Set exercise: Identify all lines below that hold "enabled" and collect them.

Given data:
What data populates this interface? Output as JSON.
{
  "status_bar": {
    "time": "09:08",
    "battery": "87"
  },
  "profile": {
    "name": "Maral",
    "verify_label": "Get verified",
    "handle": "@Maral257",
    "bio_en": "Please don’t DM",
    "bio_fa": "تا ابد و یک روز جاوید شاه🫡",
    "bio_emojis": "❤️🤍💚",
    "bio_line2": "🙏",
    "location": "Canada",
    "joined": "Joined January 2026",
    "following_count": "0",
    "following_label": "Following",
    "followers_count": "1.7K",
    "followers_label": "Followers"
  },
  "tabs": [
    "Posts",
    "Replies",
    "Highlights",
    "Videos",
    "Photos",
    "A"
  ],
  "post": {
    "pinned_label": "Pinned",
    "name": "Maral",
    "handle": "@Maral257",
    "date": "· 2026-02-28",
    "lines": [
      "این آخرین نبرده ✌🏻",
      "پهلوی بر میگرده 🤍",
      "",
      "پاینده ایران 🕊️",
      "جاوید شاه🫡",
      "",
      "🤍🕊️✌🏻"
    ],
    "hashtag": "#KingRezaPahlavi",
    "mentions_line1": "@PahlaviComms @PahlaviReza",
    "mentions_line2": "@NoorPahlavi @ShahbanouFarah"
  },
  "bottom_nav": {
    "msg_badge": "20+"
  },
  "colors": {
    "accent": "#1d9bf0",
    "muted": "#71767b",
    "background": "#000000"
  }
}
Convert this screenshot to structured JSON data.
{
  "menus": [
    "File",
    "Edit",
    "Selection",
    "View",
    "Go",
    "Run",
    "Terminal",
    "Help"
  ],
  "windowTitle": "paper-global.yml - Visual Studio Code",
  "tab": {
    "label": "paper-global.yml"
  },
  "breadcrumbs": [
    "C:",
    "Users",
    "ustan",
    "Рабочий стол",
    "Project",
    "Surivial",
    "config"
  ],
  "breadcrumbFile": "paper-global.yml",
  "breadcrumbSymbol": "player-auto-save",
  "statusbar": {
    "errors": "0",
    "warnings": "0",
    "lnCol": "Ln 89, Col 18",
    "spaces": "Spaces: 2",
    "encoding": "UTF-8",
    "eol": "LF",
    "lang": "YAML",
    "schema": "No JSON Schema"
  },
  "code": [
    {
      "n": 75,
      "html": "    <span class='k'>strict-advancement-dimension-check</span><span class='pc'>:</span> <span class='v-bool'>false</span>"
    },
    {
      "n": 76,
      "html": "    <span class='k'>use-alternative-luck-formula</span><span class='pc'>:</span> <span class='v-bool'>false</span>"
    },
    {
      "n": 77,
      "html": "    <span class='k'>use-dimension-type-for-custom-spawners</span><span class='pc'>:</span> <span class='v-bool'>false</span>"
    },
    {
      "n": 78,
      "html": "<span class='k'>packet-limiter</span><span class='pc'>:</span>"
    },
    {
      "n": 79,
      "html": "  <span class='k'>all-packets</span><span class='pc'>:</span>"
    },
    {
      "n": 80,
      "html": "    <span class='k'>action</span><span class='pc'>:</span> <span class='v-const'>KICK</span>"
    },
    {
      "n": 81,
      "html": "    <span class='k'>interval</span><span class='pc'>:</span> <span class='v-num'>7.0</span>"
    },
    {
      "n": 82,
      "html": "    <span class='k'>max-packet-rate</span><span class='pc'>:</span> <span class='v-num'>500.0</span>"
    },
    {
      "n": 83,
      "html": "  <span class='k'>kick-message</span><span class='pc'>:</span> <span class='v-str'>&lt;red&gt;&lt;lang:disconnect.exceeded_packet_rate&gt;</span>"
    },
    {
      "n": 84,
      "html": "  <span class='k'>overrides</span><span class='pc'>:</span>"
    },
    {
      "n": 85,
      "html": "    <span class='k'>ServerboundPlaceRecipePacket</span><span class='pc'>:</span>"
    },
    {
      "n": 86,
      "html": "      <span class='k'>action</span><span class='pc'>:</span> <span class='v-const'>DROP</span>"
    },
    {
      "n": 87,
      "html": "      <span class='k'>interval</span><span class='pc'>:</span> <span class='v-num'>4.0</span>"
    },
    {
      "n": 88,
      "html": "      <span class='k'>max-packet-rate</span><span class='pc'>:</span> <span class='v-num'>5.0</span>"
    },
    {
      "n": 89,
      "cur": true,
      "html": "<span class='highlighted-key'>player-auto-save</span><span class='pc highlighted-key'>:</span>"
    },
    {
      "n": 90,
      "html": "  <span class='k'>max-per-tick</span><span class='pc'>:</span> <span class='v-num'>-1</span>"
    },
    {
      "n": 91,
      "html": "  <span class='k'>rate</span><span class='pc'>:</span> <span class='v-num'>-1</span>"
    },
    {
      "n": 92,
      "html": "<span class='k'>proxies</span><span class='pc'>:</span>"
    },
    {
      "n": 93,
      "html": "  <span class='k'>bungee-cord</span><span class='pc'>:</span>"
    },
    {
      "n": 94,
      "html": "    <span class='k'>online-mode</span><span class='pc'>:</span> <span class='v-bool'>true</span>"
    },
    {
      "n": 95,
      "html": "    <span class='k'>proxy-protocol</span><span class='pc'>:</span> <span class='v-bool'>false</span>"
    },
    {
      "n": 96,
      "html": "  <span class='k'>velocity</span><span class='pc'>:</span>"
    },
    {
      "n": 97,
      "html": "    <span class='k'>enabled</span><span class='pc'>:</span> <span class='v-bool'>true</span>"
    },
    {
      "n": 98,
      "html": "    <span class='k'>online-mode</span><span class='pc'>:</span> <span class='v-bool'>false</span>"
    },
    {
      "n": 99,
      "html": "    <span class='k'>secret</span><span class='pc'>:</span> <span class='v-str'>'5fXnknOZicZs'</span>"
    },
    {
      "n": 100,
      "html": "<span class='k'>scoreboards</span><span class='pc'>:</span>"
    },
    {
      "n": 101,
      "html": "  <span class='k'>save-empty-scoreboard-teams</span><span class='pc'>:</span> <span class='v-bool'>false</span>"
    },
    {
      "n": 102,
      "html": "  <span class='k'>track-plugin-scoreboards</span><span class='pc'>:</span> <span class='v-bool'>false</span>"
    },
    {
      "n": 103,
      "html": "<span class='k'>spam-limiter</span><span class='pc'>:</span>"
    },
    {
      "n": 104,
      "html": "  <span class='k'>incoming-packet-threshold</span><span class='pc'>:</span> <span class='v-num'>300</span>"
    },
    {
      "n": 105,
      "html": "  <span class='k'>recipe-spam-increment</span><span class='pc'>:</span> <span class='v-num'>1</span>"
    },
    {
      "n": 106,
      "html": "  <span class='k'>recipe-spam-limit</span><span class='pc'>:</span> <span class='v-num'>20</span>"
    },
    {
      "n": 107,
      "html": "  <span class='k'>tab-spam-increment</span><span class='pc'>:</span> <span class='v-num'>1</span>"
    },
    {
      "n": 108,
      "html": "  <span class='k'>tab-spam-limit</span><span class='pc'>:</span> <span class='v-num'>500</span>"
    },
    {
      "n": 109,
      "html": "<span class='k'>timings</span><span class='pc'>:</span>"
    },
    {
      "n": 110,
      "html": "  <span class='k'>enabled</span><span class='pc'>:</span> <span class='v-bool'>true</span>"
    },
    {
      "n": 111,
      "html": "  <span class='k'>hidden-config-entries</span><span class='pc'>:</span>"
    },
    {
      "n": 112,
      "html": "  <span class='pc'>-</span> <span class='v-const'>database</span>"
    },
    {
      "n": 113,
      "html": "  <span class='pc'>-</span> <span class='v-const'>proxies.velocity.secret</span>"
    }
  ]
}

Solution for this task:
      "html": "    <span class='k'>enabled</span><span class='pc'>:</span> <span class='v-bool'>true</span>"
      "html": "  <span class='k'>enabled</span><span class='pc'>:</span> <span class='v-bool'>true</span>"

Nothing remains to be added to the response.